» DATA FOR PROCESSING

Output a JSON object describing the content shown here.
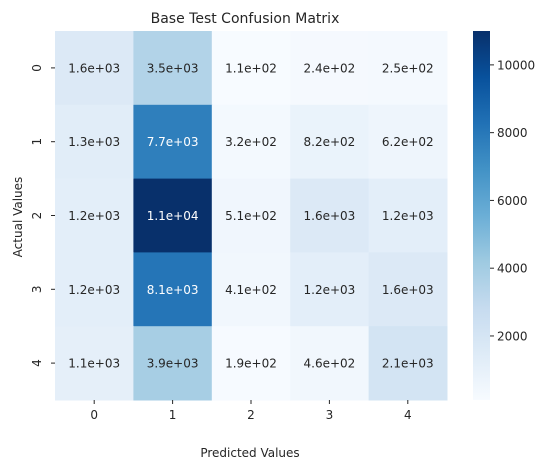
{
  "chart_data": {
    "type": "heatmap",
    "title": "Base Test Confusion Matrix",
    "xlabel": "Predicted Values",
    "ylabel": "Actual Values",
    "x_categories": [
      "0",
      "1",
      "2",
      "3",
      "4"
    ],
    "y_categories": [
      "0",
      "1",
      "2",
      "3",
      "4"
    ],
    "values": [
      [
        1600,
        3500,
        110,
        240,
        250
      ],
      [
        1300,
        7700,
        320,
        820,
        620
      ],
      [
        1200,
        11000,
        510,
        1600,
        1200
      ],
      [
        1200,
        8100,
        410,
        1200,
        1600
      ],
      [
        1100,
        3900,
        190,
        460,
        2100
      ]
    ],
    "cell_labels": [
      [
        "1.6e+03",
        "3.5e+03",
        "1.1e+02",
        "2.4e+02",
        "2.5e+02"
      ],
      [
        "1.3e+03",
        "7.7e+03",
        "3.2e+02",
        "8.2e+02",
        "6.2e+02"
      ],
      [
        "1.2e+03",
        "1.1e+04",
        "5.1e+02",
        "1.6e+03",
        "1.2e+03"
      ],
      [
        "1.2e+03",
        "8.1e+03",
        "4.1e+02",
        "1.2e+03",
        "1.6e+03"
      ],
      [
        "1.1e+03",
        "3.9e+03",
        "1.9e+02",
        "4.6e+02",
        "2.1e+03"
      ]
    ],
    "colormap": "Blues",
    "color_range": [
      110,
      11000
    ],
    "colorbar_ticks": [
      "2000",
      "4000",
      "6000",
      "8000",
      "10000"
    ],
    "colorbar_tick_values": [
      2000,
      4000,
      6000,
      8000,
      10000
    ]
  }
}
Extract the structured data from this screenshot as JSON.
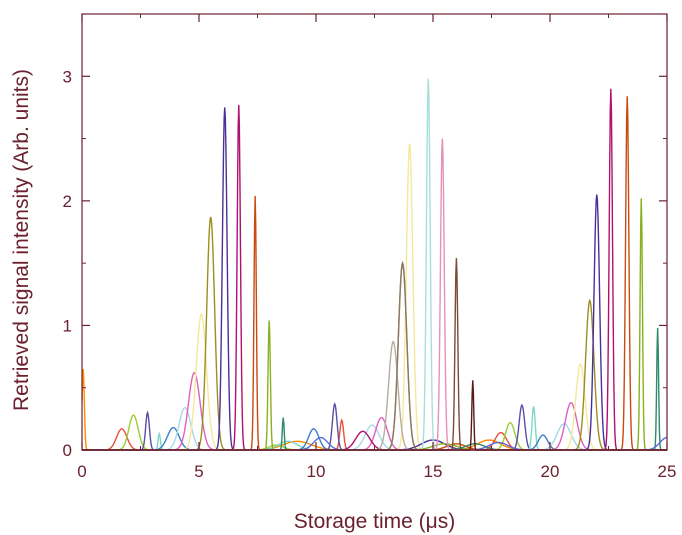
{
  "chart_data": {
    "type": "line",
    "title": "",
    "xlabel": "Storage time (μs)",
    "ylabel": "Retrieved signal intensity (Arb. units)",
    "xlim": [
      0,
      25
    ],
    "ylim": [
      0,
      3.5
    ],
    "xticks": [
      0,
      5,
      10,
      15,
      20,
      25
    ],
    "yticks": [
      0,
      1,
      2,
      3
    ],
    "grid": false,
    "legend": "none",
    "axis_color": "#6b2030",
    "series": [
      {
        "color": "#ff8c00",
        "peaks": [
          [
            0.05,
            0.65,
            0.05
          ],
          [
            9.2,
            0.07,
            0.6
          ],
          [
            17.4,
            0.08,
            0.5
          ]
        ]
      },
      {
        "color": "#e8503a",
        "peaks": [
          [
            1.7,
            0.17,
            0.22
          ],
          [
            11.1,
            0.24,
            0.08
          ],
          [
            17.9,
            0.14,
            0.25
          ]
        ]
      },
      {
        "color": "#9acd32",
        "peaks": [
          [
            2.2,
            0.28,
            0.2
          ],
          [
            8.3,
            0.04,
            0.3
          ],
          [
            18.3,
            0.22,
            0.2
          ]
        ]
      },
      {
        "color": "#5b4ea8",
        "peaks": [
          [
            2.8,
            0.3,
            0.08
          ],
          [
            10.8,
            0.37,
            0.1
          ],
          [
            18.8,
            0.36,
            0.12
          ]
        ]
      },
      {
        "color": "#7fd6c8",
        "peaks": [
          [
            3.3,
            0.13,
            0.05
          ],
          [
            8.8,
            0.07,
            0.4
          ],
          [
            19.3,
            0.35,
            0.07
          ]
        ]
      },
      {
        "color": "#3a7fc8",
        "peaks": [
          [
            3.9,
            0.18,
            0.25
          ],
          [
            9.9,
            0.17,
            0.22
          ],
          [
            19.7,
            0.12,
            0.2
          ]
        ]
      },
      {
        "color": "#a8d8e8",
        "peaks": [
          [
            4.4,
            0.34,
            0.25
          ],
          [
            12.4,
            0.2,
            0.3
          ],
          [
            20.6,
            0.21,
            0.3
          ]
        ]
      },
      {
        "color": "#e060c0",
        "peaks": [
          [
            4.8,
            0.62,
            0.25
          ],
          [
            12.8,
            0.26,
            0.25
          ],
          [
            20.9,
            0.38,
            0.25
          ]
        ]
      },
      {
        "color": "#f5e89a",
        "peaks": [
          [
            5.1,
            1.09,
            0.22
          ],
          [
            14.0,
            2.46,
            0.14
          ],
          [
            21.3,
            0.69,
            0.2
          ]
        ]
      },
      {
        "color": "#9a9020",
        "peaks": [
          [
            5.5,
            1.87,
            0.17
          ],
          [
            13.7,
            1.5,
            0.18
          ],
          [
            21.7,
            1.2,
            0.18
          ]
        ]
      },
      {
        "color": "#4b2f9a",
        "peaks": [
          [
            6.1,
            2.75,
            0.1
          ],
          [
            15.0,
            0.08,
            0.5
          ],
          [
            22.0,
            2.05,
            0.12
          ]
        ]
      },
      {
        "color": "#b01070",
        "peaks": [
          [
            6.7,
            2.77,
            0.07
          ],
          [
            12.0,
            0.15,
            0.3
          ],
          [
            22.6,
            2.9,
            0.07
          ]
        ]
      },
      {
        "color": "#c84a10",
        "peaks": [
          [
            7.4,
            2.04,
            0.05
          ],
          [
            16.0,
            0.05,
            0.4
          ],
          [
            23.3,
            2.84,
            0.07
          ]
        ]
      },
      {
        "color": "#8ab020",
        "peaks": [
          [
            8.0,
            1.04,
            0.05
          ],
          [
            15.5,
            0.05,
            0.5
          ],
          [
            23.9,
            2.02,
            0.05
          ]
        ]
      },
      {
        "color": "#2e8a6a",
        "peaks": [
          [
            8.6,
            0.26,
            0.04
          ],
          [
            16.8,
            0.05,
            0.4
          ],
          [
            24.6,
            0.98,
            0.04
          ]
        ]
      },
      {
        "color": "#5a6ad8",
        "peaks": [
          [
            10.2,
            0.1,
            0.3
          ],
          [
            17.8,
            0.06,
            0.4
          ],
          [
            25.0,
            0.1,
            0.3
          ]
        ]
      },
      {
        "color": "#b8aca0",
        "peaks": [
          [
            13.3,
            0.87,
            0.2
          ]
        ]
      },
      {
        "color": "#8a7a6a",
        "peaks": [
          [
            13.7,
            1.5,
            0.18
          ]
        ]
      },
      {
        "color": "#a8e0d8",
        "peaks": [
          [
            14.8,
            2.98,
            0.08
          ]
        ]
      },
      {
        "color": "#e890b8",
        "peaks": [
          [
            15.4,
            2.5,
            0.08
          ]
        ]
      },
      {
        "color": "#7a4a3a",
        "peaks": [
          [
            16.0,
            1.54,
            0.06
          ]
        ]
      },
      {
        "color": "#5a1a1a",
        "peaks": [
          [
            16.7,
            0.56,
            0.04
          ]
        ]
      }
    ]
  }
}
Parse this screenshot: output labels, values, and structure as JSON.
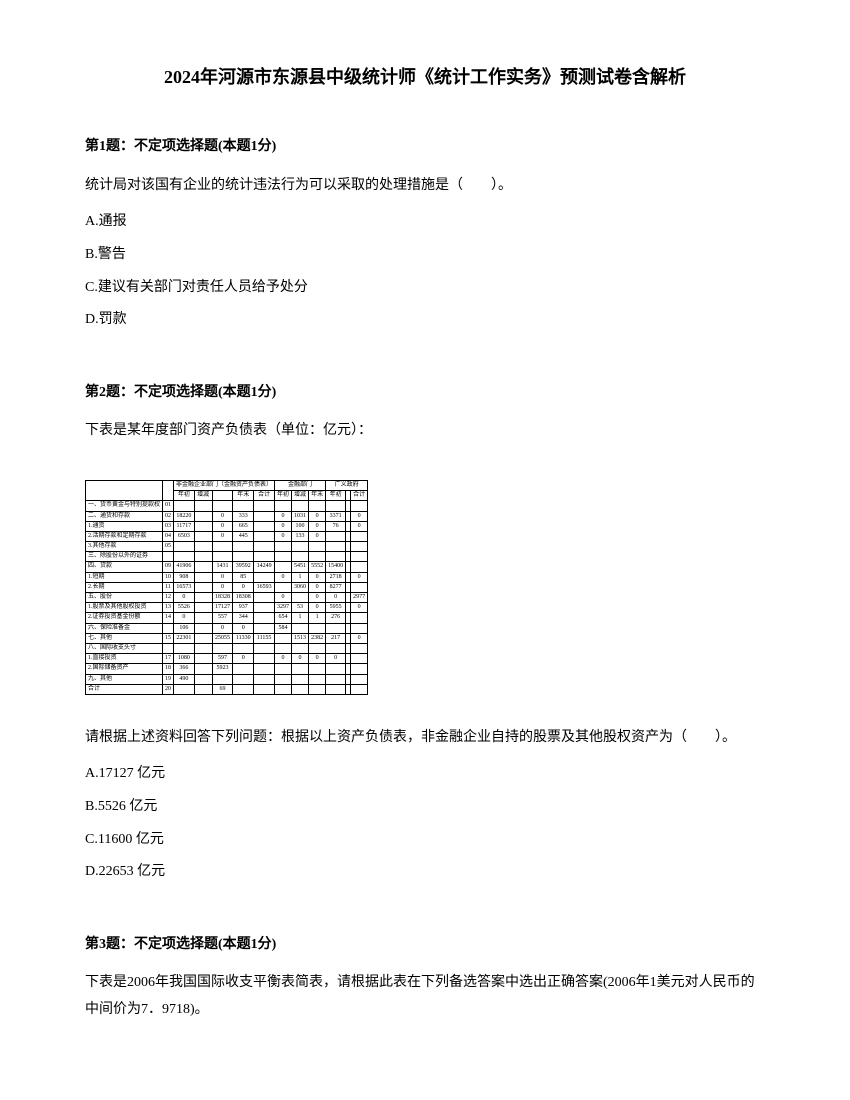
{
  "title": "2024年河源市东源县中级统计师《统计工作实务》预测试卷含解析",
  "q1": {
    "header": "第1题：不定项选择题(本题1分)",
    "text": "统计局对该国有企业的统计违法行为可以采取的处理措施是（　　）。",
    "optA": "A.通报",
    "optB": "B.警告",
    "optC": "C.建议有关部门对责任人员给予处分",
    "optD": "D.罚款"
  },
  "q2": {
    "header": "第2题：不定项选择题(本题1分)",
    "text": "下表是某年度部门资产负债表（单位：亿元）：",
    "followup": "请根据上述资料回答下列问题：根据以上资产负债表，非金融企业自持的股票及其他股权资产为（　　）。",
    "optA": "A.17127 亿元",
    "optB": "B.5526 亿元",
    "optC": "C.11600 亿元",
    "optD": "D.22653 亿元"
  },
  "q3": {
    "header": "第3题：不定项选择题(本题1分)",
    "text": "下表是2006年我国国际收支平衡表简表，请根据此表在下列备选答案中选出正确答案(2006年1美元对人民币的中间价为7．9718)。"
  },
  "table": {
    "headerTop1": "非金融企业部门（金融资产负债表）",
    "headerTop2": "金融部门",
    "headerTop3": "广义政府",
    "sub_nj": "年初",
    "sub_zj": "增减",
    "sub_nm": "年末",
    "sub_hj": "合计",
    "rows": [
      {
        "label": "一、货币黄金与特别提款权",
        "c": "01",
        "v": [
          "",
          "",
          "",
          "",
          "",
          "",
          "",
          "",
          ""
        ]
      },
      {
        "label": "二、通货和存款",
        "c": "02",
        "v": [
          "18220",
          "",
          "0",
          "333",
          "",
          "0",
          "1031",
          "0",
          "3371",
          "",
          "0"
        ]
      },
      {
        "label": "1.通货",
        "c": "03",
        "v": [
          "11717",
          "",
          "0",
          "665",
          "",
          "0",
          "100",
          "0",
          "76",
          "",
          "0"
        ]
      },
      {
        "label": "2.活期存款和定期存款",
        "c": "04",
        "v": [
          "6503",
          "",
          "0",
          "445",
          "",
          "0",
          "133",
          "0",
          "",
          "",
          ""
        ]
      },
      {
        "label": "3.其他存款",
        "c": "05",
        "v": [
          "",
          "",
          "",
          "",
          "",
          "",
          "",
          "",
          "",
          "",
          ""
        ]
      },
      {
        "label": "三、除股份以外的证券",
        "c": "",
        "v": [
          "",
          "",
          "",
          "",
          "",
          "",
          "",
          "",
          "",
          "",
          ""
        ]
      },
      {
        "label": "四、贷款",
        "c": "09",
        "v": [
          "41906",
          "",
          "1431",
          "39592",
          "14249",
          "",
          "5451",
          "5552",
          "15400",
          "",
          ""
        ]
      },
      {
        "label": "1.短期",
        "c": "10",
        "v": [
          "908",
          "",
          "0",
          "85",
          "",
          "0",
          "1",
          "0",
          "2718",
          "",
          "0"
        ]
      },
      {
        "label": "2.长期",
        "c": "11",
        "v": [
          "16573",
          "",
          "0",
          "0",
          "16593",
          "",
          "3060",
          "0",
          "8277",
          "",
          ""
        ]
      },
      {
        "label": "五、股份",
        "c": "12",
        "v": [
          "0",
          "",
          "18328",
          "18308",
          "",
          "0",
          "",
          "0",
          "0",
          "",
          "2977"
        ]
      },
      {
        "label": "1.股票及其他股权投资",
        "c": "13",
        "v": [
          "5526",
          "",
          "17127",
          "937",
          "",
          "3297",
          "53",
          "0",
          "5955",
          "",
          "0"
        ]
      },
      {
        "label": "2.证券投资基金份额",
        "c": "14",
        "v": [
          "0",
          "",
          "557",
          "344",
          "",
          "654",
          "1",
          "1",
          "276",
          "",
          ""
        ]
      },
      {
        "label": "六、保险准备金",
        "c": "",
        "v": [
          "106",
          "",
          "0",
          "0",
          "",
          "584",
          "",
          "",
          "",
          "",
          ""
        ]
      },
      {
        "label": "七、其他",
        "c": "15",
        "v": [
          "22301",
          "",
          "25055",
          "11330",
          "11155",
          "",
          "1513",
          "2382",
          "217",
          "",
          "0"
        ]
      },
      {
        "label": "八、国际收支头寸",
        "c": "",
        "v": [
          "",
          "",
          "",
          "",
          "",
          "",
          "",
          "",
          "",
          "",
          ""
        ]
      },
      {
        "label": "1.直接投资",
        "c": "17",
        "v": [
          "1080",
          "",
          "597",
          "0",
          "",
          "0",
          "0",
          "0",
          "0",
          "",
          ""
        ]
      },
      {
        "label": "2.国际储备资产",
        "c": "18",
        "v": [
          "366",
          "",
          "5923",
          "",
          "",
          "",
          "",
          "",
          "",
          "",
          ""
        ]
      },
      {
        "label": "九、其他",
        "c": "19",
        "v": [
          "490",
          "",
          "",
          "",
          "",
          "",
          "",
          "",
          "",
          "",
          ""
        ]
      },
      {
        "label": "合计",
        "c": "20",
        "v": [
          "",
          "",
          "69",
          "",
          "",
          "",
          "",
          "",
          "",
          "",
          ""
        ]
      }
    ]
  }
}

» GOAL
Using the material above, copy every line in which the string "screenshot" occurs.

» SOLUTION TO THIS EXERCISE
Extract the structured data from this screenshot as JSON.
Parse this screenshot: output labels, values, and structure as JSON.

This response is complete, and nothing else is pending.